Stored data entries
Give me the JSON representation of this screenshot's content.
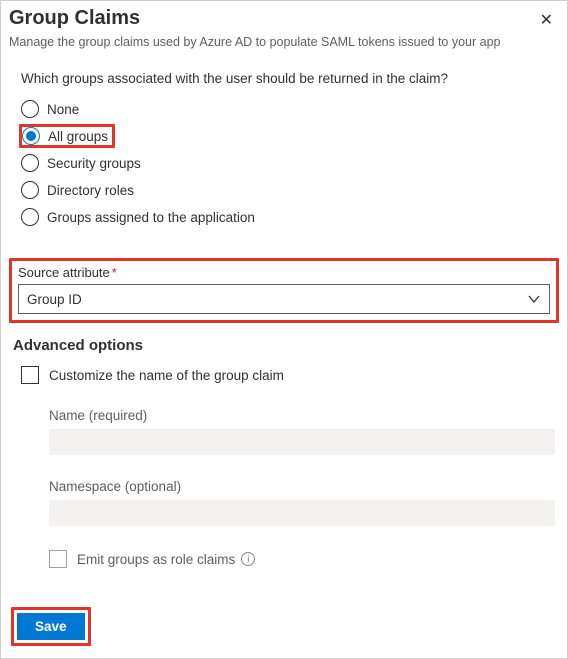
{
  "header": {
    "title": "Group Claims",
    "subtitle": "Manage the group claims used by Azure AD to populate SAML tokens issued to your app"
  },
  "question": "Which groups associated with the user should be returned in the claim?",
  "radios": {
    "none": "None",
    "all": "All groups",
    "security": "Security groups",
    "directory": "Directory roles",
    "assigned": "Groups assigned to the application"
  },
  "source": {
    "label": "Source attribute",
    "required_mark": "*",
    "value": "Group ID"
  },
  "advanced": {
    "title": "Advanced options",
    "customize_label": "Customize the name of the group claim",
    "name_label": "Name (required)",
    "namespace_label": "Namespace (optional)",
    "emit_label": "Emit groups as role claims"
  },
  "buttons": {
    "save": "Save"
  }
}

__Your task__:
Quote the records in their entirety, keeping the wording exact and excluding pictures.

__Answer to this exercise__:
Give me the JSON representation of this screenshot's content.
{
  "header": {
    "title": "Group Claims",
    "subtitle": "Manage the group claims used by Azure AD to populate SAML tokens issued to your app"
  },
  "question": "Which groups associated with the user should be returned in the claim?",
  "radios": {
    "none": "None",
    "all": "All groups",
    "security": "Security groups",
    "directory": "Directory roles",
    "assigned": "Groups assigned to the application"
  },
  "source": {
    "label": "Source attribute",
    "required_mark": "*",
    "value": "Group ID"
  },
  "advanced": {
    "title": "Advanced options",
    "customize_label": "Customize the name of the group claim",
    "name_label": "Name (required)",
    "namespace_label": "Namespace (optional)",
    "emit_label": "Emit groups as role claims"
  },
  "buttons": {
    "save": "Save"
  }
}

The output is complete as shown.